Restate the listing below word for word, omitting any images.

======== Task inputs ========

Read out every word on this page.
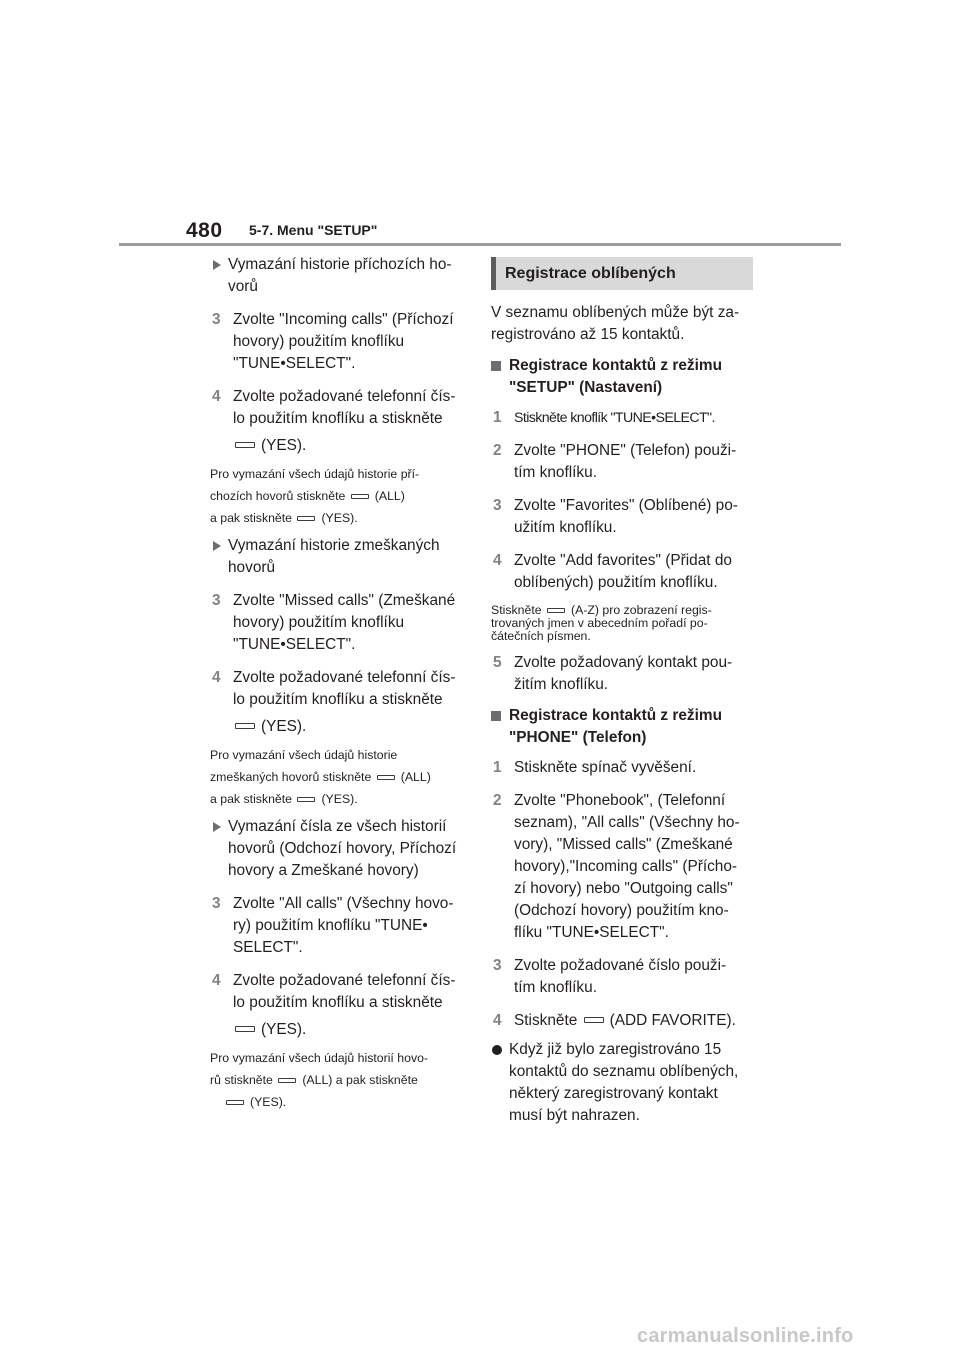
480 5-7. Menu "SETUP"
Vymazání historie příchozích ho-
vorů
3 Zvolte "Incoming calls" (Příchozí
hovory) použitím knoflíku
"TUNE•SELECT".
4 Zvolte požadované telefonní čís-
lo použitím knoflíku a stiskněte
(YES).
Pro vymazání všech údajů historie pří-
chozích hovorů stiskněte (ALL)
a pak stiskněte (YES).
Vymazání historie zmeškaných
hovorů
3 Zvolte "Missed calls" (Zmeškané
hovory) použitím knoflíku
"TUNE•SELECT".
4 Zvolte požadované telefonní čís-
lo použitím knoflíku a stiskněte
(YES).
Pro vymazání všech údajů historie
zmeškaných hovorů stiskněte (ALL)
a pak stiskněte (YES).
Vymazání čísla ze všech historií
hovorů (Odchozí hovory, Příchozí
hovory a Zmeškané hovory)
3 Zvolte "All calls" (Všechny hovo-
ry) použitím knoflíku "TUNE•
SELECT".
4 Zvolte požadované telefonní čís-
lo použitím knoflíku a stiskněte
(YES).
Pro vymazání všech údajů historií hovo-
rů stiskněte (ALL) a pak stiskněte
(YES).
Registrace oblíbených
V seznamu oblíbených může být za-
registrováno až 15 kontaktů.
Registrace kontaktů z režimu
"SETUP" (Nastavení)
1 Stiskněte knoflík "TUNE•SELECT".
2 Zvolte "PHONE" (Telefon) použi-
tím knoflíku.
3 Zvolte "Favorites" (Oblíbené) po-
užitím knoflíku.
4 Zvolte "Add favorites" (Přidat do
oblíbených) použitím knoflíku.
Stiskněte (A-Z) pro zobrazení regis-
trovaných jmen v abecedním pořadí po-
čátečních písmen.
5 Zvolte požadovaný kontakt pou-
žitím knoflíku.
Registrace kontaktů z režimu
"PHONE" (Telefon)
1 Stiskněte spínač vyvěšení.
2 Zvolte "Phonebook", (Telefonní
seznam), "All calls" (Všechny ho-
vory), "Missed calls" (Zmeškané
hovory),"Incoming calls" (Přícho-
zí hovory) nebo "Outgoing calls"
(Odchozí hovory) použitím kno-
flíku "TUNE•SELECT".
3 Zvolte požadované číslo použi-
tím knoflíku.
4 Stiskněte (ADD FAVORITE).
Když již bylo zaregistrováno 15
kontaktů do seznamu oblíbených,
některý zaregistrovaný kontakt
musí být nahrazen.
carmanualsonline.info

========

→ **Exercise solution**
Read out every word on this page.
480 5-7. Menu "SETUP"
Vymazání historie příchozích ho-
vorů
3 Zvolte "Incoming calls" (Příchozí
hovory) použitím knoflíku
"TUNE•SELECT".
4 Zvolte požadované telefonní čís-
lo použitím knoflíku a stiskněte
(YES).
Pro vymazání všech údajů historie pří-
chozích hovorů stiskněte (ALL)
a pak stiskněte (YES).
Vymazání historie zmeškaných
hovorů
3 Zvolte "Missed calls" (Zmeškané
hovory) použitím knoflíku
"TUNE•SELECT".
4 Zvolte požadované telefonní čís-
lo použitím knoflíku a stiskněte
(YES).
Pro vymazání všech údajů historie
zmeškaných hovorů stiskněte (ALL)
a pak stiskněte (YES).
Vymazání čísla ze všech historií
hovorů (Odchozí hovory, Příchozí
hovory a Zmeškané hovory)
3 Zvolte "All calls" (Všechny hovo-
ry) použitím knoflíku "TUNE•
SELECT".
4 Zvolte požadované telefonní čís-
lo použitím knoflíku a stiskněte
(YES).
Pro vymazání všech údajů historií hovo-
rů stiskněte (ALL) a pak stiskněte
(YES).
Registrace oblíbených
V seznamu oblíbených může být za-
registrováno až 15 kontaktů.
Registrace kontaktů z režimu
"SETUP" (Nastavení)
1 Stiskněte knoflík "TUNE•SELECT".
2 Zvolte "PHONE" (Telefon) použi-
tím knoflíku.
3 Zvolte "Favorites" (Oblíbené) po-
užitím knoflíku.
4 Zvolte "Add favorites" (Přidat do
oblíbených) použitím knoflíku.
Stiskněte (A-Z) pro zobrazení regis-
trovaných jmen v abecedním pořadí po-
čátečních písmen.
5 Zvolte požadovaný kontakt pou-
žitím knoflíku.
Registrace kontaktů z režimu
"PHONE" (Telefon)
1 Stiskněte spínač vyvěšení.
2 Zvolte "Phonebook", (Telefonní
seznam), "All calls" (Všechny ho-
vory), "Missed calls" (Zmeškané
hovory),"Incoming calls" (Přícho-
zí hovory) nebo "Outgoing calls"
(Odchozí hovory) použitím kno-
flíku "TUNE•SELECT".
3 Zvolte požadované číslo použi-
tím knoflíku.
4 Stiskněte (ADD FAVORITE).
Když již bylo zaregistrováno 15
kontaktů do seznamu oblíbených,
některý zaregistrovaný kontakt
musí být nahrazen.
carmanualsonline.info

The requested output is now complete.